Report every line below that holds the word "Surface".

→ **Collected data entries**
- - -
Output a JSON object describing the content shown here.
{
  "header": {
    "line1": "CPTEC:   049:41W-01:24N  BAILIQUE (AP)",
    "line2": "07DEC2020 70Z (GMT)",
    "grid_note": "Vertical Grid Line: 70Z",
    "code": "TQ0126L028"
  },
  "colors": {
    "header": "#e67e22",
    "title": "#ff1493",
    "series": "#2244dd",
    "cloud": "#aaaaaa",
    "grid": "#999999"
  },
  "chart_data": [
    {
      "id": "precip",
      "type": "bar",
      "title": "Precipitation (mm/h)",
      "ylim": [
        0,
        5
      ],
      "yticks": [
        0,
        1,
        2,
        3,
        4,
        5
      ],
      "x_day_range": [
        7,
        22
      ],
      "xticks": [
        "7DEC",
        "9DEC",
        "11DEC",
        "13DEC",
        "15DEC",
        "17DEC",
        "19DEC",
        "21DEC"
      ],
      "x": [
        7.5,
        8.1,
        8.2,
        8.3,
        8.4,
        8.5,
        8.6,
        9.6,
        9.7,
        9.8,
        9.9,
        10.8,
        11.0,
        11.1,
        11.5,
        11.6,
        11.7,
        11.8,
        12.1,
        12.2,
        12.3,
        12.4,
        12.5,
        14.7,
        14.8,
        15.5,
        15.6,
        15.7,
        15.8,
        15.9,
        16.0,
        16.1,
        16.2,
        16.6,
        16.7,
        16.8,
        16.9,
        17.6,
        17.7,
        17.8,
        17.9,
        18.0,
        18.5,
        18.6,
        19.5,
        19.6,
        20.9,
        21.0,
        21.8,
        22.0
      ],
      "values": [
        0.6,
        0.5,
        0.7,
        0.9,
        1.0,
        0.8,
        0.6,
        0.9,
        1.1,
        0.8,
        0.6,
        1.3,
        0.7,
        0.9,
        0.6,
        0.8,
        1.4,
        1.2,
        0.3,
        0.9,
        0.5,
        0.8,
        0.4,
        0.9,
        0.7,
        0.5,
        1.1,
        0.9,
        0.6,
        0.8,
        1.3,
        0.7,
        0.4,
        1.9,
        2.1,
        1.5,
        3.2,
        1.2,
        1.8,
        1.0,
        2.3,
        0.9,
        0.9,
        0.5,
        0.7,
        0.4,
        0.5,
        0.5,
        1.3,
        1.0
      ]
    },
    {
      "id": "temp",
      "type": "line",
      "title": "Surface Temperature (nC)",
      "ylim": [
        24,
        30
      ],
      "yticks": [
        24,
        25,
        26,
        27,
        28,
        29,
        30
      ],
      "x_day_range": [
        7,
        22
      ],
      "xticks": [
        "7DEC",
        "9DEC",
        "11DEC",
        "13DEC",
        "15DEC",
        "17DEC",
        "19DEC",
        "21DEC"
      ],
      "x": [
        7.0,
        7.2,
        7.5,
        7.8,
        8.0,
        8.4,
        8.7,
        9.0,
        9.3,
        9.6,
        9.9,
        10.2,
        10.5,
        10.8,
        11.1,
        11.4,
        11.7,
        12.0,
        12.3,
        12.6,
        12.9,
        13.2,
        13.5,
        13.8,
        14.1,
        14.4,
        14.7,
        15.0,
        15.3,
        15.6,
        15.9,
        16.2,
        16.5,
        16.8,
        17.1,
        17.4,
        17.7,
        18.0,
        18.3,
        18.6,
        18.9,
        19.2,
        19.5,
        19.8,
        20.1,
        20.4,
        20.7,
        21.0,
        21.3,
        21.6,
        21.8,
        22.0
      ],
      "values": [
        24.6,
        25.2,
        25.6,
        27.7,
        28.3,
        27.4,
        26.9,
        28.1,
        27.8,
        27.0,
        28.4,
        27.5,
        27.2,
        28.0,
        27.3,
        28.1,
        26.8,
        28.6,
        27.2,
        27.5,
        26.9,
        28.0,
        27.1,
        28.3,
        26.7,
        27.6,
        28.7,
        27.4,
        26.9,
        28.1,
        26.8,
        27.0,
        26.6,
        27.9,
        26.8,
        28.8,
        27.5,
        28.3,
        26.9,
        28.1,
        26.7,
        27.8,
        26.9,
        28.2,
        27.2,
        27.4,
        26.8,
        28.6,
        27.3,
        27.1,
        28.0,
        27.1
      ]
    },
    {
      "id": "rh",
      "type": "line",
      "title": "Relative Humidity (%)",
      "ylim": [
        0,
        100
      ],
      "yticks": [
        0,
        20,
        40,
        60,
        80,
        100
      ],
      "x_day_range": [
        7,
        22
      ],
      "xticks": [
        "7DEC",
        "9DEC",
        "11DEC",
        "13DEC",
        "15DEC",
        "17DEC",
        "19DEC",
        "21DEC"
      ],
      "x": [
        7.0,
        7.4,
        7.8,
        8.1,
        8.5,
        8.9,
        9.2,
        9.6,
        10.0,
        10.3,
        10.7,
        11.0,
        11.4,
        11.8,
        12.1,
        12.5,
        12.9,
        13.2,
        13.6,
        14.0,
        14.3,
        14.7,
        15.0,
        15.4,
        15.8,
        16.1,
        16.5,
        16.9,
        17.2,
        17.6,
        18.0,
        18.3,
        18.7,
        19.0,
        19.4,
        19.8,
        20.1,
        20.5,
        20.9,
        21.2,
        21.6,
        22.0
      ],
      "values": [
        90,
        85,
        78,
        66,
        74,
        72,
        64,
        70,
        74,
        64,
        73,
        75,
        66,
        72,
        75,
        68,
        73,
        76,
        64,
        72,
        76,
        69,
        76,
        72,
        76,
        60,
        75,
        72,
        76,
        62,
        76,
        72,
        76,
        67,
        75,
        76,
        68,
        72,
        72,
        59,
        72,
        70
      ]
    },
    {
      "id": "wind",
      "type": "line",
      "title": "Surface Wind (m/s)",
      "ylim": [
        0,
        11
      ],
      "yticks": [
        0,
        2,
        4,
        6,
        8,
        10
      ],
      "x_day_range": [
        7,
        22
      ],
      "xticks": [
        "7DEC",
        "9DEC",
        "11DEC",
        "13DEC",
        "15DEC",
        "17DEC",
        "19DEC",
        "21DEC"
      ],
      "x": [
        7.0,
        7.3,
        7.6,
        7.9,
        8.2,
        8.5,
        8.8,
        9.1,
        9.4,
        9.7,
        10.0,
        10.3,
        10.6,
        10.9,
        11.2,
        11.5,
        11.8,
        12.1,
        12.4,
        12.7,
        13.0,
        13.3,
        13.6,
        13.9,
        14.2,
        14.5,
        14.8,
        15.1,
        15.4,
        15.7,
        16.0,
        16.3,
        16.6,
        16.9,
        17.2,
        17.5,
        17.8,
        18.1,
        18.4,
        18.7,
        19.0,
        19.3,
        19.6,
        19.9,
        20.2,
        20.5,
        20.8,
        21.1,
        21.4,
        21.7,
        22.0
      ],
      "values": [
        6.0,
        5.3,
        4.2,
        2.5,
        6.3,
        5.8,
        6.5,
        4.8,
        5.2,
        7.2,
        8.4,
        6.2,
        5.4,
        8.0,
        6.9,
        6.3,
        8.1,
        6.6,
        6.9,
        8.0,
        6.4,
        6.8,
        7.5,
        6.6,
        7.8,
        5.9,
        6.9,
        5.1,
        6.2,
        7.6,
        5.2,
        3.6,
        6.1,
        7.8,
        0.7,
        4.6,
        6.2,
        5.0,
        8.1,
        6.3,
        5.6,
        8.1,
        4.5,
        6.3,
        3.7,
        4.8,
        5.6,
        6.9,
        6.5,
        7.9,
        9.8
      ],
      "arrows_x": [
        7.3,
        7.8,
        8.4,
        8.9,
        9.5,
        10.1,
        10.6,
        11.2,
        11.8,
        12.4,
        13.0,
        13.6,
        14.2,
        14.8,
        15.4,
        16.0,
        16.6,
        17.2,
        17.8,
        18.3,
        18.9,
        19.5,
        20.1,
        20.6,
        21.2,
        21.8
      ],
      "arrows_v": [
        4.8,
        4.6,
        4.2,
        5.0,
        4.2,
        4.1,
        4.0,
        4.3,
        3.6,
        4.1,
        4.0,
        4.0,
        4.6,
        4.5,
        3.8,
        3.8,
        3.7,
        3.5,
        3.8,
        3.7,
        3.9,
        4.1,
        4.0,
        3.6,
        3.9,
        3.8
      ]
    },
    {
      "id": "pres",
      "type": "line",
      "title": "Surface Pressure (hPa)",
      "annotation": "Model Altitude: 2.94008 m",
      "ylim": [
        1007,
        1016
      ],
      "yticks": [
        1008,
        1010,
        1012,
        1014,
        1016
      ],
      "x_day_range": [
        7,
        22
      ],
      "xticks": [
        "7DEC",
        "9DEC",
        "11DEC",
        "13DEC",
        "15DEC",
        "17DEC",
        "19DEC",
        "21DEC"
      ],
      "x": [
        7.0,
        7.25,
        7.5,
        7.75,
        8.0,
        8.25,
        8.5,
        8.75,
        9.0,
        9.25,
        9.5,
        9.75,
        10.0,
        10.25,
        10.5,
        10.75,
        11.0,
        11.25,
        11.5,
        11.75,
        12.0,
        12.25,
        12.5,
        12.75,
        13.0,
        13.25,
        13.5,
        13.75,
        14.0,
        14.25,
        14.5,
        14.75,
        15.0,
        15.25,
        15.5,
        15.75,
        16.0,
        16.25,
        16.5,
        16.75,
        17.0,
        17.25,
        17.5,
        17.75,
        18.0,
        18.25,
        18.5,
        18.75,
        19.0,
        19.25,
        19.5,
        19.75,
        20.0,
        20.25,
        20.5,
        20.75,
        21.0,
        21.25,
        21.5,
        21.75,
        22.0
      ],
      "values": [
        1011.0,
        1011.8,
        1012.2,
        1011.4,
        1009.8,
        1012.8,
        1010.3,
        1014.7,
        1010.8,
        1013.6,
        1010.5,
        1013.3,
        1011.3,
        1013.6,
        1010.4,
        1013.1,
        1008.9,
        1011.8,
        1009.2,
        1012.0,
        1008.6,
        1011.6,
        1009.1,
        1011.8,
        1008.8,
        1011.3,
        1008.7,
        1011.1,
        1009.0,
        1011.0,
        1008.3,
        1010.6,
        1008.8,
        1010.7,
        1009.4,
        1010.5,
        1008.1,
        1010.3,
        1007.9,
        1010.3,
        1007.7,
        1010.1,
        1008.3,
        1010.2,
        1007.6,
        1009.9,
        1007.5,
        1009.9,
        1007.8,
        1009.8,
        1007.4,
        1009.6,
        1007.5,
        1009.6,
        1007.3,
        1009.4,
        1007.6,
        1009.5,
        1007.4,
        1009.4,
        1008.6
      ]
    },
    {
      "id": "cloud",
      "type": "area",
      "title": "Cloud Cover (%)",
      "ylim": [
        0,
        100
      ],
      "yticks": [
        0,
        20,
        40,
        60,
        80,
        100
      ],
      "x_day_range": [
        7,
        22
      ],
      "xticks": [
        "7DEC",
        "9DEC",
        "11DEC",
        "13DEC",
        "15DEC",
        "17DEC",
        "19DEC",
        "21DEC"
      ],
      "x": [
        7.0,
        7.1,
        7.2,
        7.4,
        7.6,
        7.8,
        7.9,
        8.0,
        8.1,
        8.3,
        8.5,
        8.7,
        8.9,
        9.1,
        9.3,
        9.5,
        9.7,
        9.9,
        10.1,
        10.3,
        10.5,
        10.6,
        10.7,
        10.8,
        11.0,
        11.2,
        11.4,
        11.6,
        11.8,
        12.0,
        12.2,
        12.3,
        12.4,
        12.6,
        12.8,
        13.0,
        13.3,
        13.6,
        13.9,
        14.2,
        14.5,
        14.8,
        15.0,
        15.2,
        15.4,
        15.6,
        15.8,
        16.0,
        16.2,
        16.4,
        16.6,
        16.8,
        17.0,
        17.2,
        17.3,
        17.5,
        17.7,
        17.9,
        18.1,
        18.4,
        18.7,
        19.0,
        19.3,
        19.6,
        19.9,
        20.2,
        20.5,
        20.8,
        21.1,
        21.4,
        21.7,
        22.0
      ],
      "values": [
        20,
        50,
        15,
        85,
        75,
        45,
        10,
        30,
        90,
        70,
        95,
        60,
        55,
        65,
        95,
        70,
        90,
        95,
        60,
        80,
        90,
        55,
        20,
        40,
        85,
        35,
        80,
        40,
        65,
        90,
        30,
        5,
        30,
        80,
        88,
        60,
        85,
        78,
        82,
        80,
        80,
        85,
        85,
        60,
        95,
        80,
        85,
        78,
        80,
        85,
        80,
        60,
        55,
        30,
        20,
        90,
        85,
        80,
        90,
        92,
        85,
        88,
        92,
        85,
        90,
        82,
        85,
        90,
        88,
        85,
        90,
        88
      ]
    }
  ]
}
- - -
→ **Solution to this exercise**
      "title": "Surface Temperature (nC)",
      "title": "Surface Wind (m/s)",
      "title": "Surface Pressure (hPa)",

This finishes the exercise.